Exclude the pictures, then repeat the remaining data exactly.

Input data ▸
^^^^

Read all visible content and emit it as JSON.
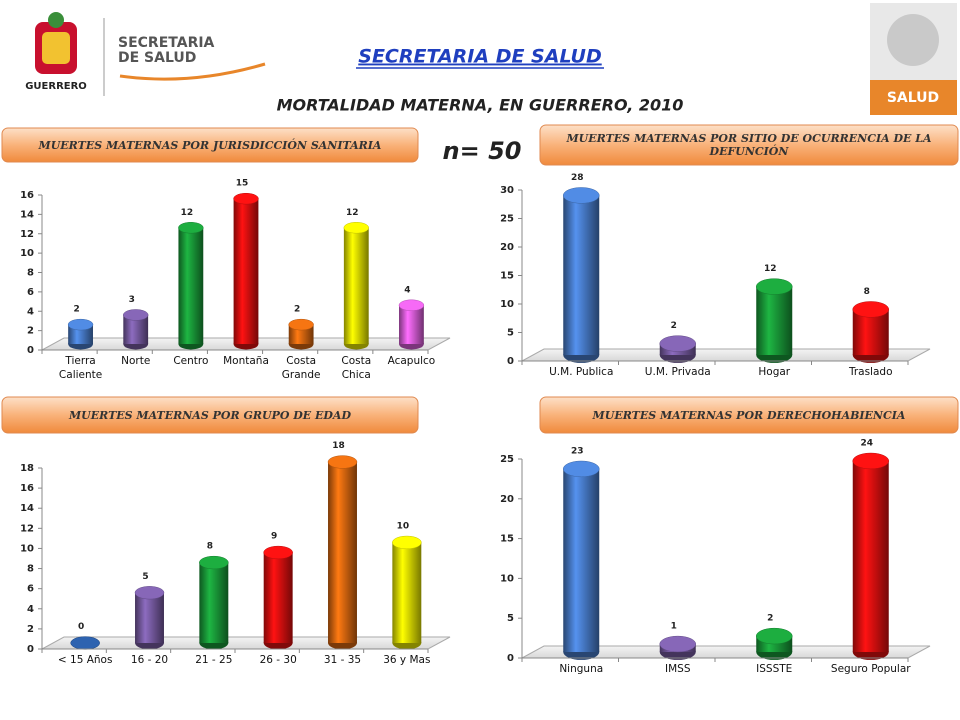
{
  "header": {
    "title": "SECRETARIA DE SALUD",
    "subtitle": "MORTALIDAD MATERNA, EN GUERRERO, 2010",
    "n": "n= 50",
    "logo_left": "SECRETARÍA DE SALUD",
    "logo_state": "GUERRERO",
    "logo_right": "SALUD"
  },
  "chart_data": [
    {
      "type": "bar",
      "title": "MUERTES MATERNAS POR JURISDICCIÓN SANITARIA",
      "categories": [
        "Tierra Caliente",
        "Norte",
        "Centro",
        "Montaña",
        "Costa Grande",
        "Costa Chica",
        "Acapulco"
      ],
      "values": [
        2,
        3,
        12,
        15,
        2,
        12,
        4
      ],
      "colors": [
        "#4a7fd0",
        "#7b5ea7",
        "#1a9e3a",
        "#e81010",
        "#e06a10",
        "#f0f000",
        "#e060e0"
      ],
      "ylim": [
        0,
        16
      ],
      "yticks": [
        0,
        2,
        4,
        6,
        8,
        10,
        12,
        14,
        16
      ]
    },
    {
      "type": "bar",
      "title": "MUERTES MATERNAS POR SITIO DE OCURRENCIA DE LA DEFUNCIÓN",
      "categories": [
        "U.M. Publica",
        "U.M. Privada",
        "Hogar",
        "Traslado"
      ],
      "values": [
        28,
        2,
        12,
        8
      ],
      "colors": [
        "#4a7fd0",
        "#7b5ea7",
        "#1a9e3a",
        "#e81010"
      ],
      "ylim": [
        0,
        30
      ],
      "yticks": [
        0,
        5,
        10,
        15,
        20,
        25,
        30
      ]
    },
    {
      "type": "bar",
      "title": "MUERTES MATERNAS POR GRUPO DE EDAD",
      "categories": [
        "< 15 Años",
        "16 - 20",
        "21 - 25",
        "26 - 30",
        "31 - 35",
        "36 y Mas"
      ],
      "values": [
        0,
        5,
        8,
        9,
        18,
        10
      ],
      "colors": [
        "#2a5aa0",
        "#7b5ea7",
        "#1a9e3a",
        "#e81010",
        "#e06a10",
        "#f0f000"
      ],
      "ylim": [
        0,
        18
      ],
      "yticks": [
        0,
        2,
        4,
        6,
        8,
        10,
        12,
        14,
        16,
        18
      ]
    },
    {
      "type": "bar",
      "title": "MUERTES MATERNAS POR DERECHOHABIENCIA",
      "categories": [
        "Ninguna",
        "IMSS",
        "ISSSTE",
        "Seguro Popular"
      ],
      "values": [
        23,
        1,
        2,
        24
      ],
      "colors": [
        "#4a7fd0",
        "#7b5ea7",
        "#1a9e3a",
        "#e81010"
      ],
      "ylim": [
        0,
        25
      ],
      "yticks": [
        0,
        5,
        10,
        15,
        20,
        25
      ]
    }
  ]
}
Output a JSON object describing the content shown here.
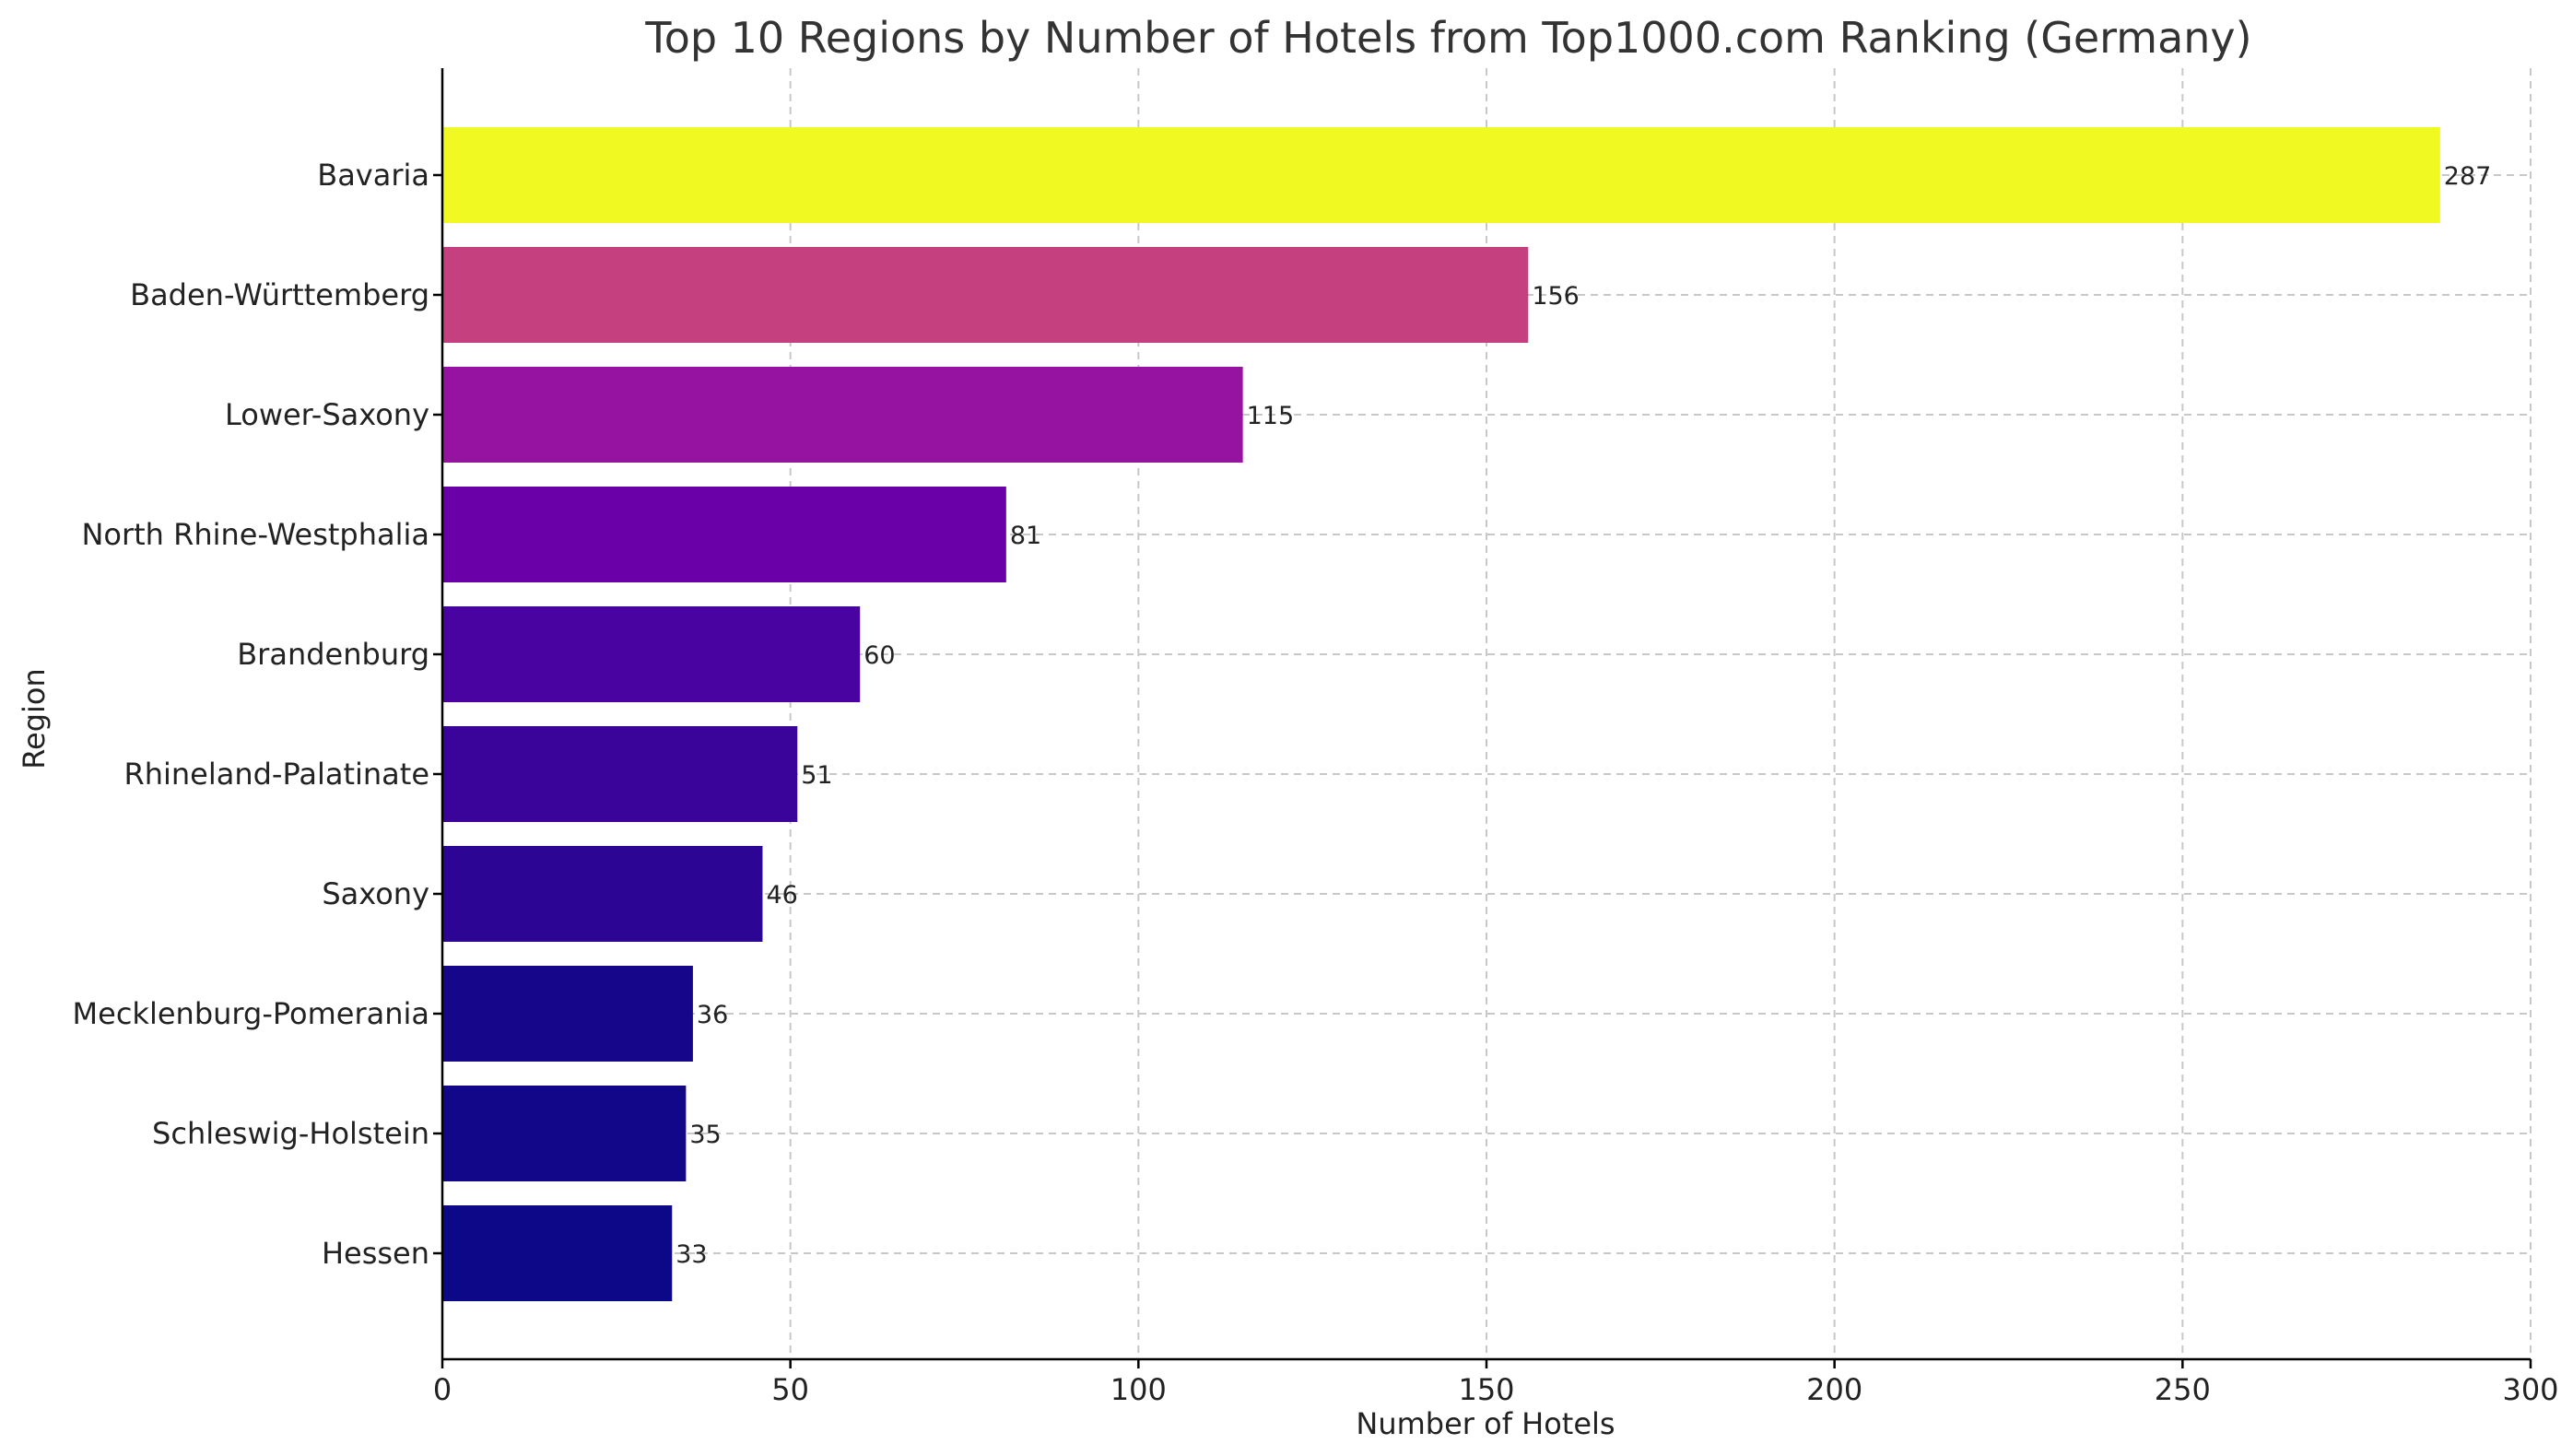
{
  "chart_data": {
    "type": "bar",
    "orientation": "horizontal",
    "title": "Top 10 Regions by Number of Hotels from Top1000.com Ranking (Germany)",
    "xlabel": "Number of Hotels",
    "ylabel": "Region",
    "xlim": [
      0,
      300
    ],
    "xticks": [
      0,
      50,
      100,
      150,
      200,
      250,
      300
    ],
    "grid": true,
    "categories": [
      "Bavaria",
      "Baden-Württemberg",
      "Lower-Saxony",
      "North Rhine-Westphalia",
      "Brandenburg",
      "Rhineland-Palatinate",
      "Saxony",
      "Mecklenburg-Pomerania",
      "Schleswig-Holstein",
      "Hessen"
    ],
    "values": [
      287,
      156,
      115,
      81,
      60,
      51,
      46,
      36,
      35,
      33
    ],
    "colors": [
      "#f0f921",
      "#c5407e",
      "#9613a1",
      "#6a00a8",
      "#4903a0",
      "#3a049a",
      "#2c0594",
      "#16078a",
      "#120789",
      "#0d0887"
    ]
  }
}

^^^^

Worked solution ▸
Read all visible content and emit it as JSON.
{
  "header": {
    "title": "SECRETARIA DE SALUD",
    "subtitle": "MORTALIDAD MATERNA, EN GUERRERO, 2010",
    "n": "n= 50",
    "logo_left": "SECRETARÍA DE SALUD",
    "logo_state": "GUERRERO",
    "logo_right": "SALUD"
  },
  "chart_data": [
    {
      "type": "bar",
      "title": "MUERTES MATERNAS POR JURISDICCIÓN SANITARIA",
      "categories": [
        "Tierra Caliente",
        "Norte",
        "Centro",
        "Montaña",
        "Costa Grande",
        "Costa Chica",
        "Acapulco"
      ],
      "values": [
        2,
        3,
        12,
        15,
        2,
        12,
        4
      ],
      "colors": [
        "#4a7fd0",
        "#7b5ea7",
        "#1a9e3a",
        "#e81010",
        "#e06a10",
        "#f0f000",
        "#e060e0"
      ],
      "ylim": [
        0,
        16
      ],
      "yticks": [
        0,
        2,
        4,
        6,
        8,
        10,
        12,
        14,
        16
      ]
    },
    {
      "type": "bar",
      "title": "MUERTES MATERNAS POR SITIO DE OCURRENCIA DE LA DEFUNCIÓN",
      "categories": [
        "U.M. Publica",
        "U.M. Privada",
        "Hogar",
        "Traslado"
      ],
      "values": [
        28,
        2,
        12,
        8
      ],
      "colors": [
        "#4a7fd0",
        "#7b5ea7",
        "#1a9e3a",
        "#e81010"
      ],
      "ylim": [
        0,
        30
      ],
      "yticks": [
        0,
        5,
        10,
        15,
        20,
        25,
        30
      ]
    },
    {
      "type": "bar",
      "title": "MUERTES MATERNAS POR GRUPO DE EDAD",
      "categories": [
        "< 15 Años",
        "16 - 20",
        "21 - 25",
        "26 - 30",
        "31 - 35",
        "36 y Mas"
      ],
      "values": [
        0,
        5,
        8,
        9,
        18,
        10
      ],
      "colors": [
        "#2a5aa0",
        "#7b5ea7",
        "#1a9e3a",
        "#e81010",
        "#e06a10",
        "#f0f000"
      ],
      "ylim": [
        0,
        18
      ],
      "yticks": [
        0,
        2,
        4,
        6,
        8,
        10,
        12,
        14,
        16,
        18
      ]
    },
    {
      "type": "bar",
      "title": "MUERTES MATERNAS POR DERECHOHABIENCIA",
      "categories": [
        "Ninguna",
        "IMSS",
        "ISSSTE",
        "Seguro Popular"
      ],
      "values": [
        23,
        1,
        2,
        24
      ],
      "colors": [
        "#4a7fd0",
        "#7b5ea7",
        "#1a9e3a",
        "#e81010"
      ],
      "ylim": [
        0,
        25
      ],
      "yticks": [
        0,
        5,
        10,
        15,
        20,
        25
      ]
    }
  ]
}
Output a JSON object describing the content shown here.
{
  "chart_data": {
    "type": "bar",
    "orientation": "horizontal",
    "title": "Top 10 Regions by Number of Hotels from Top1000.com Ranking (Germany)",
    "xlabel": "Number of Hotels",
    "ylabel": "Region",
    "xlim": [
      0,
      300
    ],
    "xticks": [
      0,
      50,
      100,
      150,
      200,
      250,
      300
    ],
    "grid": true,
    "categories": [
      "Bavaria",
      "Baden-Württemberg",
      "Lower-Saxony",
      "North Rhine-Westphalia",
      "Brandenburg",
      "Rhineland-Palatinate",
      "Saxony",
      "Mecklenburg-Pomerania",
      "Schleswig-Holstein",
      "Hessen"
    ],
    "values": [
      287,
      156,
      115,
      81,
      60,
      51,
      46,
      36,
      35,
      33
    ],
    "colors": [
      "#f0f921",
      "#c5407e",
      "#9613a1",
      "#6a00a8",
      "#4903a0",
      "#3a049a",
      "#2c0594",
      "#16078a",
      "#120789",
      "#0d0887"
    ]
  }
}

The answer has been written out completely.